— Start Provided records —

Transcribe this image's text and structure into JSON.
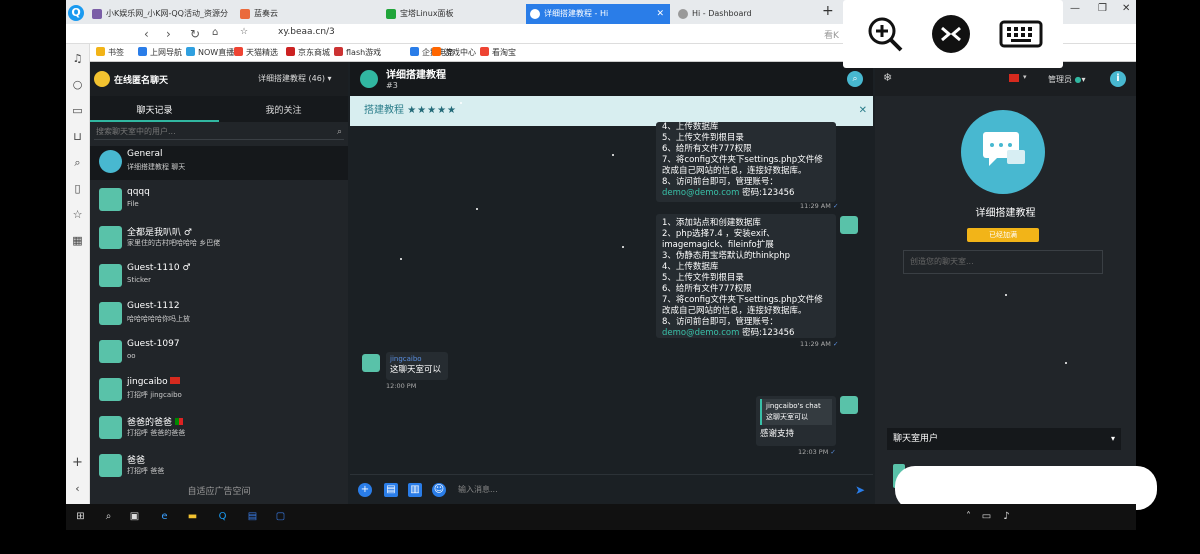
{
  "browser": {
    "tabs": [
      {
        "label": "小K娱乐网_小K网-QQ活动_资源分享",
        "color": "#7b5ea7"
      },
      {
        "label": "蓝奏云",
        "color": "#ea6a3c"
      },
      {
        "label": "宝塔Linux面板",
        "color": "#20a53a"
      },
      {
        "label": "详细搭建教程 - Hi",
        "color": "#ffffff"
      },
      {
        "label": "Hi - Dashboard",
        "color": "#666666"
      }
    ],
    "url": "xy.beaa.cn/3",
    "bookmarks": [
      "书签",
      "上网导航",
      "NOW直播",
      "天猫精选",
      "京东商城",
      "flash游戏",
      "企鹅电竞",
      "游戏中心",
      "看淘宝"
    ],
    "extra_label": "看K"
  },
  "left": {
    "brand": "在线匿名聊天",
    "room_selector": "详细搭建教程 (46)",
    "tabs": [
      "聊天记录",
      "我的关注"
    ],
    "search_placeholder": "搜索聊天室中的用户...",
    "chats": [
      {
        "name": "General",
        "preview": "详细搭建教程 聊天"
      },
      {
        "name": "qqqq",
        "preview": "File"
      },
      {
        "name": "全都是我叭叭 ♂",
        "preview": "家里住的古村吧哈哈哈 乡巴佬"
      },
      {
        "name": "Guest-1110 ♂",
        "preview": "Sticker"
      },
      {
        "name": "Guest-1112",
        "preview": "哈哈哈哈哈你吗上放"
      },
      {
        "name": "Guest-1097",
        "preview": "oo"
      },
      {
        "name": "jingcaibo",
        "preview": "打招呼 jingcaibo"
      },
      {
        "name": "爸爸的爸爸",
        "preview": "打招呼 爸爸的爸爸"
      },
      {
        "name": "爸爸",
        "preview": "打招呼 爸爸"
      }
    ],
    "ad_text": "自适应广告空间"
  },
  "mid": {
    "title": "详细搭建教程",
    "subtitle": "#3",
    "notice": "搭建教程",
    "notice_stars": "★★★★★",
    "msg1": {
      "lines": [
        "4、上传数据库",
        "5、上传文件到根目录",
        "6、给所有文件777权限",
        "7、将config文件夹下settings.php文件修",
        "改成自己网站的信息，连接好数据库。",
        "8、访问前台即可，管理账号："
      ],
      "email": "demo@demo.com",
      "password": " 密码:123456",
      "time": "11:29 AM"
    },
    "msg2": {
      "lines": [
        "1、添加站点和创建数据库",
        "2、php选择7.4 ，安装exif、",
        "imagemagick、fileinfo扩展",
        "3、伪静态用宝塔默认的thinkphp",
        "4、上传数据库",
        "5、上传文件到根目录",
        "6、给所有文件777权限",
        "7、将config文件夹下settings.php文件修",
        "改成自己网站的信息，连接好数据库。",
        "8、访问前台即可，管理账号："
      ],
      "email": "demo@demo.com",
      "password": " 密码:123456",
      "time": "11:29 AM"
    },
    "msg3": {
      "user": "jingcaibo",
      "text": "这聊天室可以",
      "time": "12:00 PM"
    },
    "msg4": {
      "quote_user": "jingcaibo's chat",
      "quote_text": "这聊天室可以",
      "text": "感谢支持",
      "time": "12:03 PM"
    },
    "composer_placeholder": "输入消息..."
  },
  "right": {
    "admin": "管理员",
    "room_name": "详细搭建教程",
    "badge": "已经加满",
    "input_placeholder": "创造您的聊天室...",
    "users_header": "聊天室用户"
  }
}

— End Provided records —
— Start Provided records —

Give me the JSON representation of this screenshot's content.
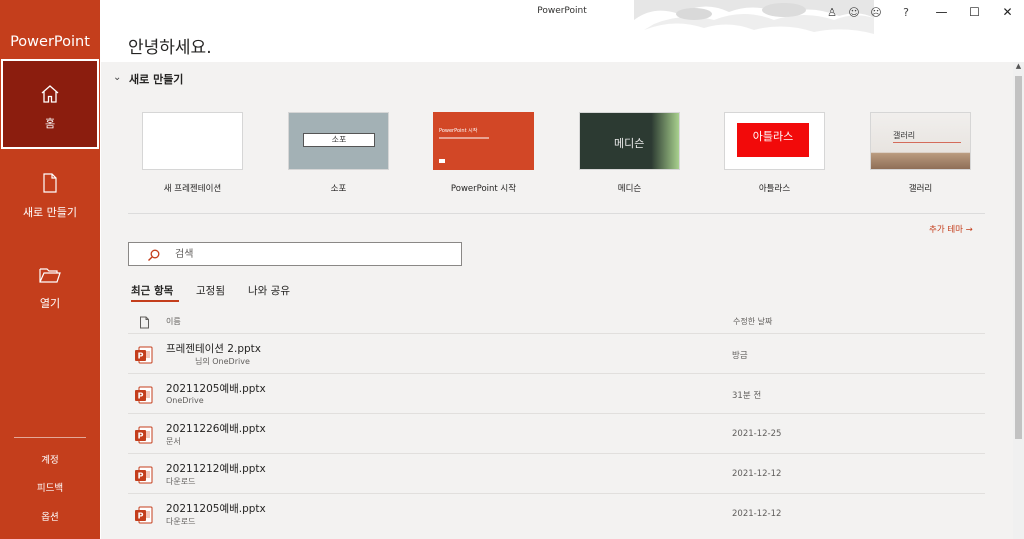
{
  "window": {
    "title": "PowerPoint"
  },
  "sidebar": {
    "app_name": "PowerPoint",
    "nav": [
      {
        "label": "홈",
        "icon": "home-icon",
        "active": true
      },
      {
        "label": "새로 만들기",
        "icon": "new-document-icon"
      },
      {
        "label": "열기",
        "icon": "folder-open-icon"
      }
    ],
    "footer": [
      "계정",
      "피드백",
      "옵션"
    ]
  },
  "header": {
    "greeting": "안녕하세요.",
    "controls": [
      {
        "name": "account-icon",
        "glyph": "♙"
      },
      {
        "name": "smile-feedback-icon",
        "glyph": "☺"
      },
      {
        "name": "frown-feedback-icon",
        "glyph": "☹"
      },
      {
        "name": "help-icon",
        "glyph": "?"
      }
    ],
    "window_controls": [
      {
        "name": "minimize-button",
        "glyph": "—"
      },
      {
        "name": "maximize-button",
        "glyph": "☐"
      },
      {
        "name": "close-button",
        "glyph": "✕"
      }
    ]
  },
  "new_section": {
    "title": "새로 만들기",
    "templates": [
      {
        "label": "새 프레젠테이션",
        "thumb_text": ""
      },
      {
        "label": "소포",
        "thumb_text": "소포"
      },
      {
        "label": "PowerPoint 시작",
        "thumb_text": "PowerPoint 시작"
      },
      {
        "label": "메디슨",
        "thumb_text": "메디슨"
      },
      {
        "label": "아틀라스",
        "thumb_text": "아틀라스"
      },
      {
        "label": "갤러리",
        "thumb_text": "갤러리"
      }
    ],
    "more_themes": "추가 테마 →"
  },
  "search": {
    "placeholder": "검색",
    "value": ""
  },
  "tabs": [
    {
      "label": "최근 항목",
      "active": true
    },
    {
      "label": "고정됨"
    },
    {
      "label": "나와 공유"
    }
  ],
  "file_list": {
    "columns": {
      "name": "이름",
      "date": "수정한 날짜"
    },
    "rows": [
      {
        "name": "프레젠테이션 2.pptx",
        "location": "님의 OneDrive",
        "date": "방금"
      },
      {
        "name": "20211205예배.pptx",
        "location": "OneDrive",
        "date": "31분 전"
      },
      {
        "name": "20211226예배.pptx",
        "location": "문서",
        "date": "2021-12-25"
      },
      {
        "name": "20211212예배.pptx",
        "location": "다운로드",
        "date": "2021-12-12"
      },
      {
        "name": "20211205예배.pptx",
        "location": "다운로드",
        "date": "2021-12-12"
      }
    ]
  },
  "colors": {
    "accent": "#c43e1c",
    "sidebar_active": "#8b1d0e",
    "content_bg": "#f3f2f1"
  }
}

— End Provided records —
— Start Provided records —

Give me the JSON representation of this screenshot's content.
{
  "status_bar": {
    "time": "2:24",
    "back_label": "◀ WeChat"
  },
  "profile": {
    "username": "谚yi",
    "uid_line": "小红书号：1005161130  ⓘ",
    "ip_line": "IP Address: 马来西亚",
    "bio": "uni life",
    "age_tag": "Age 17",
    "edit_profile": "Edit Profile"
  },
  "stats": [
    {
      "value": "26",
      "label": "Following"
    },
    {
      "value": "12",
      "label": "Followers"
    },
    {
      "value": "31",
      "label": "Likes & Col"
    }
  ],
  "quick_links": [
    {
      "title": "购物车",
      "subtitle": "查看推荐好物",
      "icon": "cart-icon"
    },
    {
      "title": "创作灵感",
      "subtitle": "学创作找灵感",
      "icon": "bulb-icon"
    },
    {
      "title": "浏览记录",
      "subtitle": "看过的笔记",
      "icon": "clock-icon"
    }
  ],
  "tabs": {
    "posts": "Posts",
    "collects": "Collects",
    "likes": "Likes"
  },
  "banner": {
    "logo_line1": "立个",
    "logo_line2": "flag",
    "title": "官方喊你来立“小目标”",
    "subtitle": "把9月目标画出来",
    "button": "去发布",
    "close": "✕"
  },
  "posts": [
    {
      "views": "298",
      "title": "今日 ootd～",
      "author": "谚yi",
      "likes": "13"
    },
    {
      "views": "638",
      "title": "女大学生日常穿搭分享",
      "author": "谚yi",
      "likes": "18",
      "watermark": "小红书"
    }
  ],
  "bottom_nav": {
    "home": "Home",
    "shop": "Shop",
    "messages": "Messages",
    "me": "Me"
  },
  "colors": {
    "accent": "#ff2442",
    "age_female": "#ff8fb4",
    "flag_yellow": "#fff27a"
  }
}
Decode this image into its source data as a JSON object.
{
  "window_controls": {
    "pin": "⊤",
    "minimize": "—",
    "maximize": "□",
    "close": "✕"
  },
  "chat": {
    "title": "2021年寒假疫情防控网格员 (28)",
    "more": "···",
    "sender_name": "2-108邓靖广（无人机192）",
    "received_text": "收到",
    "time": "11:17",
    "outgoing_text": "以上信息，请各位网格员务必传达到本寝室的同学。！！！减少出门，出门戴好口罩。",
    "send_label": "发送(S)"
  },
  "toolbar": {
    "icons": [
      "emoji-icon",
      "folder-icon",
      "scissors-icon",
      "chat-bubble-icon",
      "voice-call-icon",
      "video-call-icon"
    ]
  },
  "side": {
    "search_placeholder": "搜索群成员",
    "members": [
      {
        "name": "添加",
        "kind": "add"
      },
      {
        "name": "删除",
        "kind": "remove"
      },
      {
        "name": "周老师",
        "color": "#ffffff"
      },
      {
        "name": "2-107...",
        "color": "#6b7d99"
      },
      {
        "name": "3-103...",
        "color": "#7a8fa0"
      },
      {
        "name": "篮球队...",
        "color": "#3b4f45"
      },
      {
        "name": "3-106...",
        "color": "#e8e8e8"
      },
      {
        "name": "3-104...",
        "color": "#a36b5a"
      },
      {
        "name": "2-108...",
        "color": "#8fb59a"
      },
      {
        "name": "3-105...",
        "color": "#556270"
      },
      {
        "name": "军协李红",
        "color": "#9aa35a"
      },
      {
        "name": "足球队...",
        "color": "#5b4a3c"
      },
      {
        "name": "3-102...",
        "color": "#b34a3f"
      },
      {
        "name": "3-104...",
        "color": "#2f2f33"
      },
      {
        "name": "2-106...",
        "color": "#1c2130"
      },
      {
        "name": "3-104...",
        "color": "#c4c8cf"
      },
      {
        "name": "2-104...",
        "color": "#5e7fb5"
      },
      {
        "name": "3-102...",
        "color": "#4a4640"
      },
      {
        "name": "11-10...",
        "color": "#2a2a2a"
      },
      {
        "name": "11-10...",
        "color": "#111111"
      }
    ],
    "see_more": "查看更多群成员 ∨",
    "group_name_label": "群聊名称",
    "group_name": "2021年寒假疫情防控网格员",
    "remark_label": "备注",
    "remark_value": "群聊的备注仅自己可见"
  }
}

— End Provided records —

Make a tally of the lines in this data that include the string "time", and answer with that tally alone.

▶ _Reply_
6